"""

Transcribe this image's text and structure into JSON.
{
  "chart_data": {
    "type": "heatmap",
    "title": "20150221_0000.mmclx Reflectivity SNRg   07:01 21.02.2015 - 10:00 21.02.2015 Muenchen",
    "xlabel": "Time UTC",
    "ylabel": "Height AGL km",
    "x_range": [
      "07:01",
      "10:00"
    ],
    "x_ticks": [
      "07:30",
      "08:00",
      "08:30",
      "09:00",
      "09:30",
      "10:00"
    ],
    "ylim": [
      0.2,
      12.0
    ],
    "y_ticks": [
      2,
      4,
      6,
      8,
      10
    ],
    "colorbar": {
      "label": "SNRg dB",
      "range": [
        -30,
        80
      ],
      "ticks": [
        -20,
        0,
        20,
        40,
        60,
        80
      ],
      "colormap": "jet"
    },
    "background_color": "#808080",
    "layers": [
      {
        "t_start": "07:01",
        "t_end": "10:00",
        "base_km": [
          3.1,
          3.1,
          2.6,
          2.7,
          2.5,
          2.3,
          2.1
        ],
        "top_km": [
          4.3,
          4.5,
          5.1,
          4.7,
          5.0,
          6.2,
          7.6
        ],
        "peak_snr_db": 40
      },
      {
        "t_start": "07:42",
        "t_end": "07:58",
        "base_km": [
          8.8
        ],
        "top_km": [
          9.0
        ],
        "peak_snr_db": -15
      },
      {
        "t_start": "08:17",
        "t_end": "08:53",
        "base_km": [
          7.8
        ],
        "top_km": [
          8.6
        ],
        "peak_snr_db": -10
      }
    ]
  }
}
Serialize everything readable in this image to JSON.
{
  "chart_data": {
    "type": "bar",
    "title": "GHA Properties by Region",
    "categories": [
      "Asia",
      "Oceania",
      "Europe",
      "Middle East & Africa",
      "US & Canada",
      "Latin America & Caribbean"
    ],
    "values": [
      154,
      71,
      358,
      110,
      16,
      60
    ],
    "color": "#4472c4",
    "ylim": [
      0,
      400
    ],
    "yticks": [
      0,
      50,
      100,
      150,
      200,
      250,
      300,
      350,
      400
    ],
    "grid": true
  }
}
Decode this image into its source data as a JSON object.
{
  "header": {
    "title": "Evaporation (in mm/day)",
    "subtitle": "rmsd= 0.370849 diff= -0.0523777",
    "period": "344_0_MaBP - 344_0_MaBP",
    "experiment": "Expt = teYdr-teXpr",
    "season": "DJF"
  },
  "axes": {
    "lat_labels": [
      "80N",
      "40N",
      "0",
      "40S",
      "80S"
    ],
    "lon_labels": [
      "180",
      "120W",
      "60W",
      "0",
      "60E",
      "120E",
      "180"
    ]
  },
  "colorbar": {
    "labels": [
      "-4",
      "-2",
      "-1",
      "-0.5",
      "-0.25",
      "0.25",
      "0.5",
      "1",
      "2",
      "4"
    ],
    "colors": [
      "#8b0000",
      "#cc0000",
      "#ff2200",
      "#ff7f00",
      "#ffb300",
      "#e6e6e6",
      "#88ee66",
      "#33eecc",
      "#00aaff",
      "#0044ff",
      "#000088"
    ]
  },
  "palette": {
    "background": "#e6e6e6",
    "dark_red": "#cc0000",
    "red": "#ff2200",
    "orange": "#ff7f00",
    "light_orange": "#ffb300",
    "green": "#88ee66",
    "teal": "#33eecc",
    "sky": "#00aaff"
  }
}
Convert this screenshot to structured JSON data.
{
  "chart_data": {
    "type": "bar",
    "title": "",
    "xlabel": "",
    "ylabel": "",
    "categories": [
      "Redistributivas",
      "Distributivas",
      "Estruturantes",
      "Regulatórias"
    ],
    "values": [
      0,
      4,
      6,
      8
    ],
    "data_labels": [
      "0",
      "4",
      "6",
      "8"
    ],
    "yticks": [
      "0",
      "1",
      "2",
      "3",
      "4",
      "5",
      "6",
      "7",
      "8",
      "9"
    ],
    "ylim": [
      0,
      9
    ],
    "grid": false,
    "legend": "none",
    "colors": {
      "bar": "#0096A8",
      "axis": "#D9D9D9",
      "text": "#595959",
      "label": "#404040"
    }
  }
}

"""

# [What is being asked]
Write out the material from the first line to the last, exactly.

# [Final answer]
Transcribe this image's text and structure into JSON.
{
  "chart_data": {
    "type": "heatmap",
    "title": "20150221_0000.mmclx Reflectivity SNRg   07:01 21.02.2015 - 10:00 21.02.2015 Muenchen",
    "xlabel": "Time UTC",
    "ylabel": "Height AGL km",
    "x_range": [
      "07:01",
      "10:00"
    ],
    "x_ticks": [
      "07:30",
      "08:00",
      "08:30",
      "09:00",
      "09:30",
      "10:00"
    ],
    "ylim": [
      0.2,
      12.0
    ],
    "y_ticks": [
      2,
      4,
      6,
      8,
      10
    ],
    "colorbar": {
      "label": "SNRg dB",
      "range": [
        -30,
        80
      ],
      "ticks": [
        -20,
        0,
        20,
        40,
        60,
        80
      ],
      "colormap": "jet"
    },
    "background_color": "#808080",
    "layers": [
      {
        "t_start": "07:01",
        "t_end": "10:00",
        "base_km": [
          3.1,
          3.1,
          2.6,
          2.7,
          2.5,
          2.3,
          2.1
        ],
        "top_km": [
          4.3,
          4.5,
          5.1,
          4.7,
          5.0,
          6.2,
          7.6
        ],
        "peak_snr_db": 40
      },
      {
        "t_start": "07:42",
        "t_end": "07:58",
        "base_km": [
          8.8
        ],
        "top_km": [
          9.0
        ],
        "peak_snr_db": -15
      },
      {
        "t_start": "08:17",
        "t_end": "08:53",
        "base_km": [
          7.8
        ],
        "top_km": [
          8.6
        ],
        "peak_snr_db": -10
      }
    ]
  }
}
Serialize everything readable in this image to JSON.
{
  "chart_data": {
    "type": "bar",
    "title": "GHA Properties by Region",
    "categories": [
      "Asia",
      "Oceania",
      "Europe",
      "Middle East & Africa",
      "US & Canada",
      "Latin America & Caribbean"
    ],
    "values": [
      154,
      71,
      358,
      110,
      16,
      60
    ],
    "color": "#4472c4",
    "ylim": [
      0,
      400
    ],
    "yticks": [
      0,
      50,
      100,
      150,
      200,
      250,
      300,
      350,
      400
    ],
    "grid": true
  }
}
Decode this image into its source data as a JSON object.
{
  "header": {
    "title": "Evaporation (in mm/day)",
    "subtitle": "rmsd= 0.370849 diff= -0.0523777",
    "period": "344_0_MaBP - 344_0_MaBP",
    "experiment": "Expt = teYdr-teXpr",
    "season": "DJF"
  },
  "axes": {
    "lat_labels": [
      "80N",
      "40N",
      "0",
      "40S",
      "80S"
    ],
    "lon_labels": [
      "180",
      "120W",
      "60W",
      "0",
      "60E",
      "120E",
      "180"
    ]
  },
  "colorbar": {
    "labels": [
      "-4",
      "-2",
      "-1",
      "-0.5",
      "-0.25",
      "0.25",
      "0.5",
      "1",
      "2",
      "4"
    ],
    "colors": [
      "#8b0000",
      "#cc0000",
      "#ff2200",
      "#ff7f00",
      "#ffb300",
      "#e6e6e6",
      "#88ee66",
      "#33eecc",
      "#00aaff",
      "#0044ff",
      "#000088"
    ]
  },
  "palette": {
    "background": "#e6e6e6",
    "dark_red": "#cc0000",
    "red": "#ff2200",
    "orange": "#ff7f00",
    "light_orange": "#ffb300",
    "green": "#88ee66",
    "teal": "#33eecc",
    "sky": "#00aaff"
  }
}
Convert this screenshot to structured JSON data.
{
  "chart_data": {
    "type": "bar",
    "title": "",
    "xlabel": "",
    "ylabel": "",
    "categories": [
      "Redistributivas",
      "Distributivas",
      "Estruturantes",
      "Regulatórias"
    ],
    "values": [
      0,
      4,
      6,
      8
    ],
    "data_labels": [
      "0",
      "4",
      "6",
      "8"
    ],
    "yticks": [
      "0",
      "1",
      "2",
      "3",
      "4",
      "5",
      "6",
      "7",
      "8",
      "9"
    ],
    "ylim": [
      0,
      9
    ],
    "grid": false,
    "legend": "none",
    "colors": {
      "bar": "#0096A8",
      "axis": "#D9D9D9",
      "text": "#595959",
      "label": "#404040"
    }
  }
}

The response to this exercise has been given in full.